(Figure data in JSON)
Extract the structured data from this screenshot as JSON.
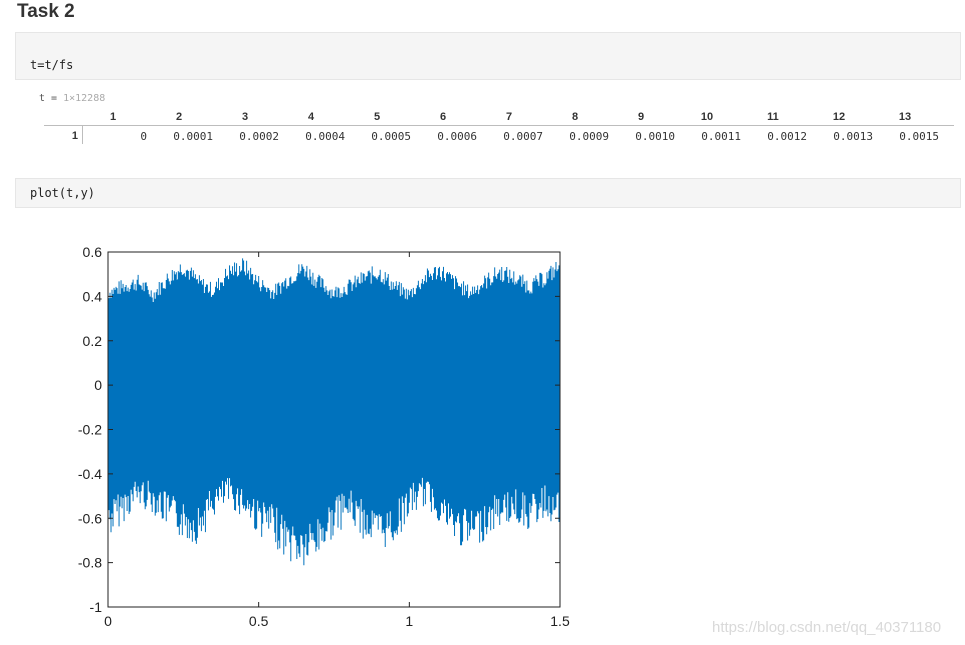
{
  "title": "Task 2",
  "code_cells": [
    "t=t/fs",
    "plot(t,y)"
  ],
  "variable": {
    "name_eq": "t = ",
    "dims": "1×12288",
    "columns": [
      "1",
      "2",
      "3",
      "4",
      "5",
      "6",
      "7",
      "8",
      "9",
      "10",
      "11",
      "12",
      "13"
    ],
    "row": "1",
    "values": [
      "0",
      "0.0001",
      "0.0002",
      "0.0004",
      "0.0005",
      "0.0006",
      "0.0007",
      "0.0009",
      "0.0010",
      "0.0011",
      "0.0012",
      "0.0013",
      "0.0015"
    ]
  },
  "chart_data": {
    "type": "line",
    "title": "",
    "xlabel": "",
    "ylabel": "",
    "xlim": [
      0,
      1.5
    ],
    "ylim": [
      -1,
      0.6
    ],
    "xticks": [
      "0",
      "0.5",
      "1",
      "1.5"
    ],
    "yticks": [
      "0.6",
      "0.4",
      "0.2",
      "0",
      "-0.2",
      "-0.4",
      "-0.6",
      "-0.8",
      "-1"
    ],
    "series_color": "#0072bd",
    "grid": false,
    "series": [
      {
        "values_note_free": true,
        "x": [
          0,
          0.05,
          0.1,
          0.15,
          0.2,
          0.25,
          0.3,
          0.35,
          0.4,
          0.45,
          0.5,
          0.55,
          0.6,
          0.65,
          0.7,
          0.75,
          0.8,
          0.85,
          0.9,
          0.95,
          1.0,
          1.05,
          1.1,
          1.15,
          1.2,
          1.25,
          1.3,
          1.35,
          1.4,
          1.45,
          1.5
        ],
        "upper": [
          0.45,
          0.48,
          0.5,
          0.44,
          0.52,
          0.58,
          0.5,
          0.46,
          0.55,
          0.58,
          0.5,
          0.45,
          0.52,
          0.57,
          0.5,
          0.45,
          0.48,
          0.52,
          0.55,
          0.48,
          0.44,
          0.52,
          0.56,
          0.5,
          0.45,
          0.5,
          0.55,
          0.52,
          0.48,
          0.52,
          0.58
        ],
        "lower": [
          -0.7,
          -0.62,
          -0.55,
          -0.58,
          -0.65,
          -0.7,
          -0.72,
          -0.6,
          -0.55,
          -0.6,
          -0.68,
          -0.72,
          -0.8,
          -0.84,
          -0.78,
          -0.68,
          -0.62,
          -0.7,
          -0.75,
          -0.72,
          -0.6,
          -0.55,
          -0.62,
          -0.72,
          -0.75,
          -0.7,
          -0.64,
          -0.62,
          -0.66,
          -0.6,
          -0.65
        ]
      }
    ]
  },
  "watermark": "https://blog.csdn.net/qq_40371180"
}
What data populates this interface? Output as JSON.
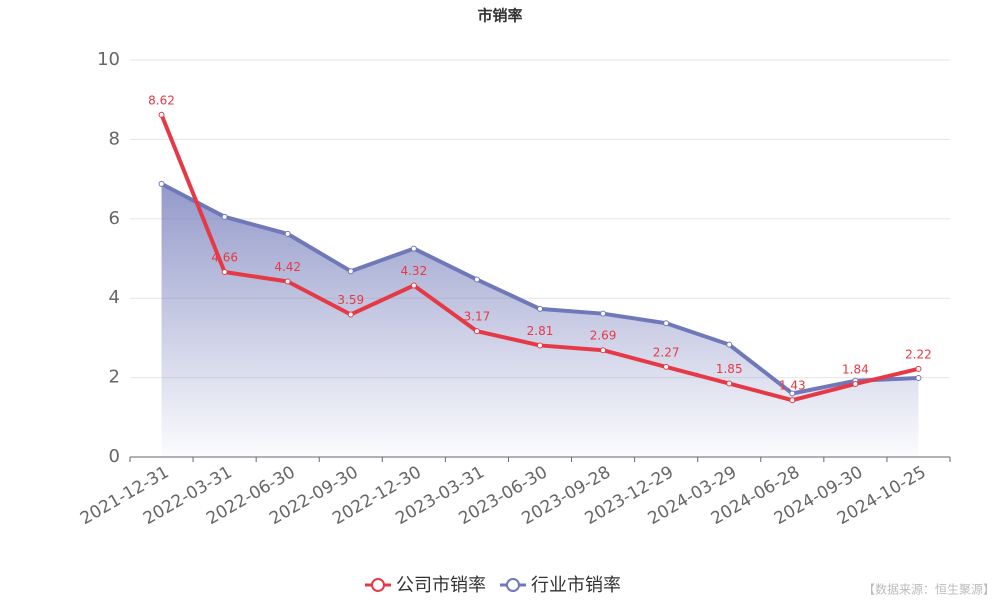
{
  "chart_data": {
    "type": "line",
    "title": "市销率",
    "categories": [
      "2021-12-31",
      "2022-03-31",
      "2022-06-30",
      "2022-09-30",
      "2022-12-30",
      "2023-03-31",
      "2023-06-30",
      "2023-09-28",
      "2023-12-29",
      "2024-03-29",
      "2024-06-28",
      "2024-09-30",
      "2024-10-25"
    ],
    "series": [
      {
        "name": "公司市销率",
        "color": "#e63946",
        "values": [
          8.62,
          4.66,
          4.42,
          3.59,
          4.32,
          3.17,
          2.81,
          2.69,
          2.27,
          1.85,
          1.43,
          1.84,
          2.22
        ],
        "data_labels": true
      },
      {
        "name": "行业市销率",
        "color": "#6f78b8",
        "values": [
          6.88,
          6.05,
          5.62,
          4.68,
          5.25,
          4.47,
          3.73,
          3.61,
          3.37,
          2.83,
          1.6,
          1.92,
          1.99
        ],
        "area": true
      }
    ],
    "ylim": [
      0,
      10
    ],
    "yticks": [
      0,
      2,
      4,
      6,
      8,
      10
    ],
    "grid": true,
    "legend": "bottom",
    "source": "【数据来源：恒生聚源】"
  }
}
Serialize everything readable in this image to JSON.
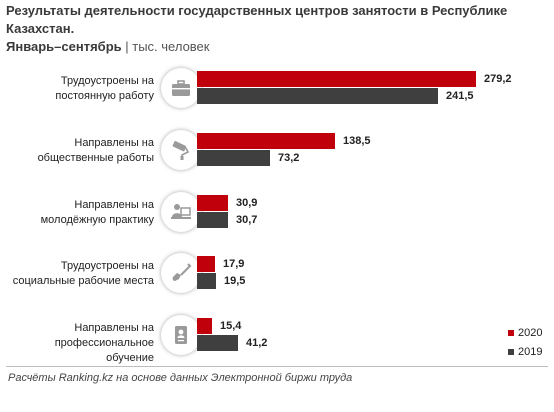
{
  "title": {
    "line1": "Результаты деятельности государственных центров занятости в Республике  Казахстан.",
    "line2_bold": "Январь–сентябрь",
    "line2_unit": " | тыс. человек"
  },
  "chart_data": {
    "type": "bar",
    "orientation": "horizontal",
    "categories": [
      "Трудоустроены на постоянную работу",
      "Направлены на общественные работы",
      "Направлены на молодёжную практику",
      "Трудоустроены на социальные рабочие места",
      "Направлены на профессиональное обучение"
    ],
    "category_lines": [
      [
        "Трудоустроены на",
        "постоянную работу"
      ],
      [
        "Направлены на",
        "общественные работы"
      ],
      [
        "Направлены на",
        "молодёжную практику"
      ],
      [
        "Трудоустроены на",
        "социальные рабочие места"
      ],
      [
        "Направлены на",
        "профессиональное обучение"
      ]
    ],
    "category_icons": [
      "briefcase-icon",
      "paint-roller-icon",
      "laptop-user-icon",
      "shovel-icon",
      "id-card-icon"
    ],
    "series": [
      {
        "name": "2020",
        "color": "#c0000b",
        "values": [
          279.2,
          138.5,
          30.9,
          17.9,
          15.4
        ],
        "labels": [
          "279,2",
          "138,5",
          "30,9",
          "17,9",
          "15,4"
        ]
      },
      {
        "name": "2019",
        "color": "#3f3f3f",
        "values": [
          241.5,
          73.2,
          30.7,
          19.5,
          41.2
        ],
        "labels": [
          "241,5",
          "73,2",
          "30,7",
          "19,5",
          "41,2"
        ]
      }
    ],
    "xlim": [
      0,
      279.2
    ],
    "legend": "bottom-right",
    "grid": false
  },
  "source": "Расчёты Ranking.kz на основе данных Электронной биржи труда"
}
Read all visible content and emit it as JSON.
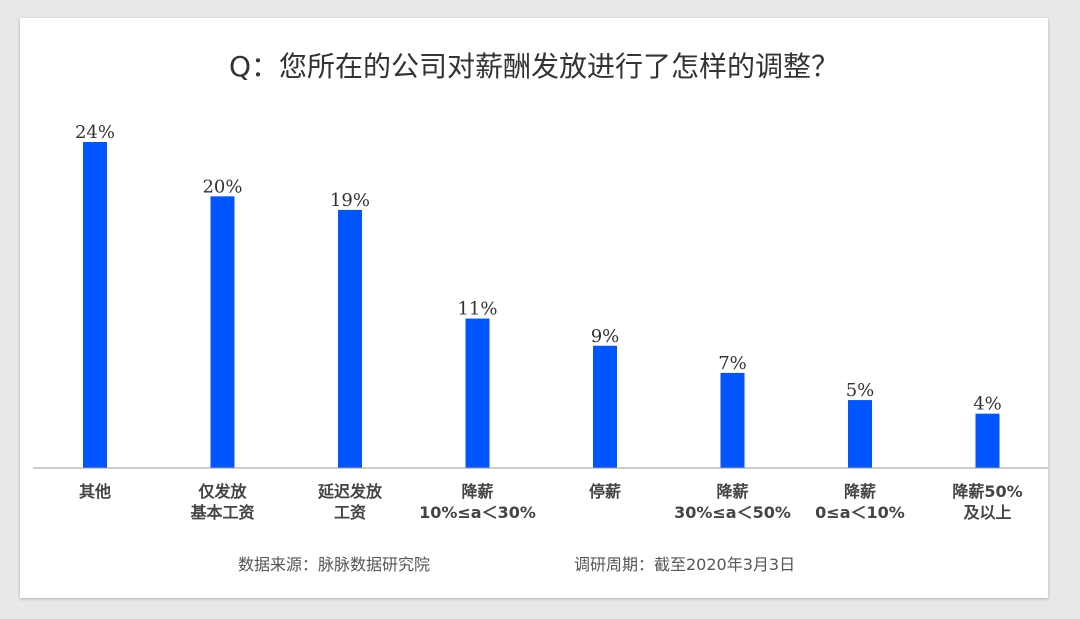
{
  "colors": {
    "bar": "#0055FF",
    "baseline": "#999999"
  },
  "chart_data": {
    "type": "bar",
    "title": "Q：您所在的公司对薪酬发放进行了怎样的调整？",
    "categories": [
      [
        "其他"
      ],
      [
        "仅发放",
        "基本工资"
      ],
      [
        "延迟发放",
        "工资"
      ],
      [
        "降薪",
        "10%≤a＜30%"
      ],
      [
        "停薪"
      ],
      [
        "降薪",
        "30%≤a＜50%"
      ],
      [
        "降薪",
        "0≤a＜10%"
      ],
      [
        "降薪50%",
        "及以上"
      ]
    ],
    "values": [
      24,
      20,
      19,
      11,
      9,
      7,
      5,
      4
    ],
    "value_labels": [
      "24%",
      "20%",
      "19%",
      "11%",
      "9%",
      "7%",
      "5%",
      "4%"
    ],
    "ylim": [
      0,
      24
    ],
    "grid": false
  },
  "footer": {
    "source": "数据来源：脉脉数据研究院",
    "period": "调研周期：截至2020年3月3日"
  }
}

◆ Written task
Quote every line of the records above exactly; no picture is to be copied.

◆ Task result
Extract the structured data from this screenshot as JSON.
{
  "title": "Task 2",
  "code_cells": [
    "t=t/fs",
    "plot(t,y)"
  ],
  "variable": {
    "name_eq": "t = ",
    "dims": "1×12288",
    "columns": [
      "1",
      "2",
      "3",
      "4",
      "5",
      "6",
      "7",
      "8",
      "9",
      "10",
      "11",
      "12",
      "13"
    ],
    "row": "1",
    "values": [
      "0",
      "0.0001",
      "0.0002",
      "0.0004",
      "0.0005",
      "0.0006",
      "0.0007",
      "0.0009",
      "0.0010",
      "0.0011",
      "0.0012",
      "0.0013",
      "0.0015"
    ]
  },
  "chart_data": {
    "type": "line",
    "title": "",
    "xlabel": "",
    "ylabel": "",
    "xlim": [
      0,
      1.5
    ],
    "ylim": [
      -1,
      0.6
    ],
    "xticks": [
      "0",
      "0.5",
      "1",
      "1.5"
    ],
    "yticks": [
      "0.6",
      "0.4",
      "0.2",
      "0",
      "-0.2",
      "-0.4",
      "-0.6",
      "-0.8",
      "-1"
    ],
    "series_color": "#0072bd",
    "grid": false,
    "series": [
      {
        "values_note_free": true,
        "x": [
          0,
          0.05,
          0.1,
          0.15,
          0.2,
          0.25,
          0.3,
          0.35,
          0.4,
          0.45,
          0.5,
          0.55,
          0.6,
          0.65,
          0.7,
          0.75,
          0.8,
          0.85,
          0.9,
          0.95,
          1.0,
          1.05,
          1.1,
          1.15,
          1.2,
          1.25,
          1.3,
          1.35,
          1.4,
          1.45,
          1.5
        ],
        "upper": [
          0.45,
          0.48,
          0.5,
          0.44,
          0.52,
          0.58,
          0.5,
          0.46,
          0.55,
          0.58,
          0.5,
          0.45,
          0.52,
          0.57,
          0.5,
          0.45,
          0.48,
          0.52,
          0.55,
          0.48,
          0.44,
          0.52,
          0.56,
          0.5,
          0.45,
          0.5,
          0.55,
          0.52,
          0.48,
          0.52,
          0.58
        ],
        "lower": [
          -0.7,
          -0.62,
          -0.55,
          -0.58,
          -0.65,
          -0.7,
          -0.72,
          -0.6,
          -0.55,
          -0.6,
          -0.68,
          -0.72,
          -0.8,
          -0.84,
          -0.78,
          -0.68,
          -0.62,
          -0.7,
          -0.75,
          -0.72,
          -0.6,
          -0.55,
          -0.62,
          -0.72,
          -0.75,
          -0.7,
          -0.64,
          -0.62,
          -0.66,
          -0.6,
          -0.65
        ]
      }
    ]
  },
  "watermark": "https://blog.csdn.net/qq_40371180"
}
What data populates this interface? Output as JSON.
{
  "chart_data": {
    "type": "line",
    "title": "市销率",
    "categories": [
      "2021-12-31",
      "2022-03-31",
      "2022-06-30",
      "2022-09-30",
      "2022-12-30",
      "2023-03-31",
      "2023-06-30",
      "2023-09-28",
      "2023-12-29",
      "2024-03-29",
      "2024-06-28",
      "2024-09-30",
      "2024-10-25"
    ],
    "series": [
      {
        "name": "公司市销率",
        "color": "#e63946",
        "values": [
          8.62,
          4.66,
          4.42,
          3.59,
          4.32,
          3.17,
          2.81,
          2.69,
          2.27,
          1.85,
          1.43,
          1.84,
          2.22
        ],
        "data_labels": true
      },
      {
        "name": "行业市销率",
        "color": "#6f78b8",
        "values": [
          6.88,
          6.05,
          5.62,
          4.68,
          5.25,
          4.47,
          3.73,
          3.61,
          3.37,
          2.83,
          1.6,
          1.92,
          1.99
        ],
        "area": true
      }
    ],
    "ylim": [
      0,
      10
    ],
    "yticks": [
      0,
      2,
      4,
      6,
      8,
      10
    ],
    "grid": true,
    "legend": "bottom",
    "source": "【数据来源：恒生聚源】"
  }
}
Serialize everything readable in this image to JSON.
{
  "title": {
    "line1": "Результаты деятельности государственных центров занятости в Республике  Казахстан.",
    "line2_bold": "Январь–сентябрь",
    "line2_unit": " | тыс. человек"
  },
  "chart_data": {
    "type": "bar",
    "orientation": "horizontal",
    "categories": [
      "Трудоустроены на постоянную работу",
      "Направлены на общественные работы",
      "Направлены на молодёжную практику",
      "Трудоустроены на социальные рабочие места",
      "Направлены на профессиональное обучение"
    ],
    "category_lines": [
      [
        "Трудоустроены на",
        "постоянную работу"
      ],
      [
        "Направлены на",
        "общественные работы"
      ],
      [
        "Направлены на",
        "молодёжную практику"
      ],
      [
        "Трудоустроены на",
        "социальные рабочие места"
      ],
      [
        "Направлены на",
        "профессиональное обучение"
      ]
    ],
    "category_icons": [
      "briefcase-icon",
      "paint-roller-icon",
      "laptop-user-icon",
      "shovel-icon",
      "id-card-icon"
    ],
    "series": [
      {
        "name": "2020",
        "color": "#c0000b",
        "values": [
          279.2,
          138.5,
          30.9,
          17.9,
          15.4
        ],
        "labels": [
          "279,2",
          "138,5",
          "30,9",
          "17,9",
          "15,4"
        ]
      },
      {
        "name": "2019",
        "color": "#3f3f3f",
        "values": [
          241.5,
          73.2,
          30.7,
          19.5,
          41.2
        ],
        "labels": [
          "241,5",
          "73,2",
          "30,7",
          "19,5",
          "41,2"
        ]
      }
    ],
    "xlim": [
      0,
      279.2
    ],
    "legend": "bottom-right",
    "grid": false
  },
  "source": "Расчёты Ranking.kz на основе данных Электронной биржи труда"
}
Read all visible content and emit it as JSON.
{
  "colors": {
    "bar": "#0055FF",
    "baseline": "#999999"
  },
  "chart_data": {
    "type": "bar",
    "title": "Q：您所在的公司对薪酬发放进行了怎样的调整？",
    "categories": [
      [
        "其他"
      ],
      [
        "仅发放",
        "基本工资"
      ],
      [
        "延迟发放",
        "工资"
      ],
      [
        "降薪",
        "10%≤a＜30%"
      ],
      [
        "停薪"
      ],
      [
        "降薪",
        "30%≤a＜50%"
      ],
      [
        "降薪",
        "0≤a＜10%"
      ],
      [
        "降薪50%",
        "及以上"
      ]
    ],
    "values": [
      24,
      20,
      19,
      11,
      9,
      7,
      5,
      4
    ],
    "value_labels": [
      "24%",
      "20%",
      "19%",
      "11%",
      "9%",
      "7%",
      "5%",
      "4%"
    ],
    "ylim": [
      0,
      24
    ],
    "grid": false
  },
  "footer": {
    "source": "数据来源：脉脉数据研究院",
    "period": "调研周期：截至2020年3月3日"
  }
}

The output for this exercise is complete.